Records from a collection of figures

========================================

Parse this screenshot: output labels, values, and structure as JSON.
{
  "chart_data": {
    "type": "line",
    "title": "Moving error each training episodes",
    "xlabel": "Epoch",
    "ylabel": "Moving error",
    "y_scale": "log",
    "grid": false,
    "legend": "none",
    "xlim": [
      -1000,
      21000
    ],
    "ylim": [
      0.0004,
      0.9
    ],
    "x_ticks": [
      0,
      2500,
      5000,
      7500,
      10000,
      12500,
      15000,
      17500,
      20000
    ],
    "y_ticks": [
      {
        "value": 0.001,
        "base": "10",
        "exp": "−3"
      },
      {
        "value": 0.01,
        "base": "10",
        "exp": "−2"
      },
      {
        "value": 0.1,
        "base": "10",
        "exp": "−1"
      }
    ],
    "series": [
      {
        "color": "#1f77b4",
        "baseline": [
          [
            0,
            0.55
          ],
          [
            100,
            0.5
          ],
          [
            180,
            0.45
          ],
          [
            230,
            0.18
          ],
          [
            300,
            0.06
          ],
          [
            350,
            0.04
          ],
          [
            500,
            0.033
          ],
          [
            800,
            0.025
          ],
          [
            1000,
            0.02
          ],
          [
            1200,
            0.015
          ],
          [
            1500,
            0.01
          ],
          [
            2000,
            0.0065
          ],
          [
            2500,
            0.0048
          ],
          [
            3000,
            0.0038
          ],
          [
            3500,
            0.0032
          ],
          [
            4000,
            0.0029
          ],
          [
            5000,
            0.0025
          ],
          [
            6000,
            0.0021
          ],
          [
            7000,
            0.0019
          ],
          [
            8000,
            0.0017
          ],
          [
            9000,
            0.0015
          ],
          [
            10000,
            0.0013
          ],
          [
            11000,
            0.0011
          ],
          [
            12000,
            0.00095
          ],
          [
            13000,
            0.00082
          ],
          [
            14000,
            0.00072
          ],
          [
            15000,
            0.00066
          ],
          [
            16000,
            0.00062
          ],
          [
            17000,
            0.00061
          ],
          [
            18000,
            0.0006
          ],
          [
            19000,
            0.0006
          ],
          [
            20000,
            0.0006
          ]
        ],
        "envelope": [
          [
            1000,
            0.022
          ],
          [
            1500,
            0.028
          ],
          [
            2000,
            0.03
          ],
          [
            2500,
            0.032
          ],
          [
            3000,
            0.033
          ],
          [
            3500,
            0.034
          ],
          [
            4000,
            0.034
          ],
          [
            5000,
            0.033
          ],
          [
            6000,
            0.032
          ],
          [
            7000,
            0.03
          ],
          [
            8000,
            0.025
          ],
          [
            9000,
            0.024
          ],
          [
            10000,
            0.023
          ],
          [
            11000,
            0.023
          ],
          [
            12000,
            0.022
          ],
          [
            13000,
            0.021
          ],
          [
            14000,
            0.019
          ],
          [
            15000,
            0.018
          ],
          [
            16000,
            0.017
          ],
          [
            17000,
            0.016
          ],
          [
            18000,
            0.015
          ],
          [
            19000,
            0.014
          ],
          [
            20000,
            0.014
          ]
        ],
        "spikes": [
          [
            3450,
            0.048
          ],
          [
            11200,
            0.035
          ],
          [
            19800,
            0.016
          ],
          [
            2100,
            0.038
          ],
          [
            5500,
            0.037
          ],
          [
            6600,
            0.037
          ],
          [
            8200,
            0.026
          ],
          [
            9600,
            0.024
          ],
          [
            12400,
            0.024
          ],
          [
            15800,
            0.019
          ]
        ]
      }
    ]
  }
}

========================================

Problem details » Word for word, write out the data.

Solution »
Parse this screenshot: output labels, values, and structure as JSON.
{
  "chart_data": {
    "type": "line",
    "title": "Moving error each training episodes",
    "xlabel": "Epoch",
    "ylabel": "Moving error",
    "y_scale": "log",
    "grid": false,
    "legend": "none",
    "xlim": [
      -1000,
      21000
    ],
    "ylim": [
      0.0004,
      0.9
    ],
    "x_ticks": [
      0,
      2500,
      5000,
      7500,
      10000,
      12500,
      15000,
      17500,
      20000
    ],
    "y_ticks": [
      {
        "value": 0.001,
        "base": "10",
        "exp": "−3"
      },
      {
        "value": 0.01,
        "base": "10",
        "exp": "−2"
      },
      {
        "value": 0.1,
        "base": "10",
        "exp": "−1"
      }
    ],
    "series": [
      {
        "color": "#1f77b4",
        "baseline": [
          [
            0,
            0.55
          ],
          [
            100,
            0.5
          ],
          [
            180,
            0.45
          ],
          [
            230,
            0.18
          ],
          [
            300,
            0.06
          ],
          [
            350,
            0.04
          ],
          [
            500,
            0.033
          ],
          [
            800,
            0.025
          ],
          [
            1000,
            0.02
          ],
          [
            1200,
            0.015
          ],
          [
            1500,
            0.01
          ],
          [
            2000,
            0.0065
          ],
          [
            2500,
            0.0048
          ],
          [
            3000,
            0.0038
          ],
          [
            3500,
            0.0032
          ],
          [
            4000,
            0.0029
          ],
          [
            5000,
            0.0025
          ],
          [
            6000,
            0.0021
          ],
          [
            7000,
            0.0019
          ],
          [
            8000,
            0.0017
          ],
          [
            9000,
            0.0015
          ],
          [
            10000,
            0.0013
          ],
          [
            11000,
            0.0011
          ],
          [
            12000,
            0.00095
          ],
          [
            13000,
            0.00082
          ],
          [
            14000,
            0.00072
          ],
          [
            15000,
            0.00066
          ],
          [
            16000,
            0.00062
          ],
          [
            17000,
            0.00061
          ],
          [
            18000,
            0.0006
          ],
          [
            19000,
            0.0006
          ],
          [
            20000,
            0.0006
          ]
        ],
        "envelope": [
          [
            1000,
            0.022
          ],
          [
            1500,
            0.028
          ],
          [
            2000,
            0.03
          ],
          [
            2500,
            0.032
          ],
          [
            3000,
            0.033
          ],
          [
            3500,
            0.034
          ],
          [
            4000,
            0.034
          ],
          [
            5000,
            0.033
          ],
          [
            6000,
            0.032
          ],
          [
            7000,
            0.03
          ],
          [
            8000,
            0.025
          ],
          [
            9000,
            0.024
          ],
          [
            10000,
            0.023
          ],
          [
            11000,
            0.023
          ],
          [
            12000,
            0.022
          ],
          [
            13000,
            0.021
          ],
          [
            14000,
            0.019
          ],
          [
            15000,
            0.018
          ],
          [
            16000,
            0.017
          ],
          [
            17000,
            0.016
          ],
          [
            18000,
            0.015
          ],
          [
            19000,
            0.014
          ],
          [
            20000,
            0.014
          ]
        ],
        "spikes": [
          [
            3450,
            0.048
          ],
          [
            11200,
            0.035
          ],
          [
            19800,
            0.016
          ],
          [
            2100,
            0.038
          ],
          [
            5500,
            0.037
          ],
          [
            6600,
            0.037
          ],
          [
            8200,
            0.026
          ],
          [
            9600,
            0.024
          ],
          [
            12400,
            0.024
          ],
          [
            15800,
            0.019
          ]
        ]
      }
    ]
  }
}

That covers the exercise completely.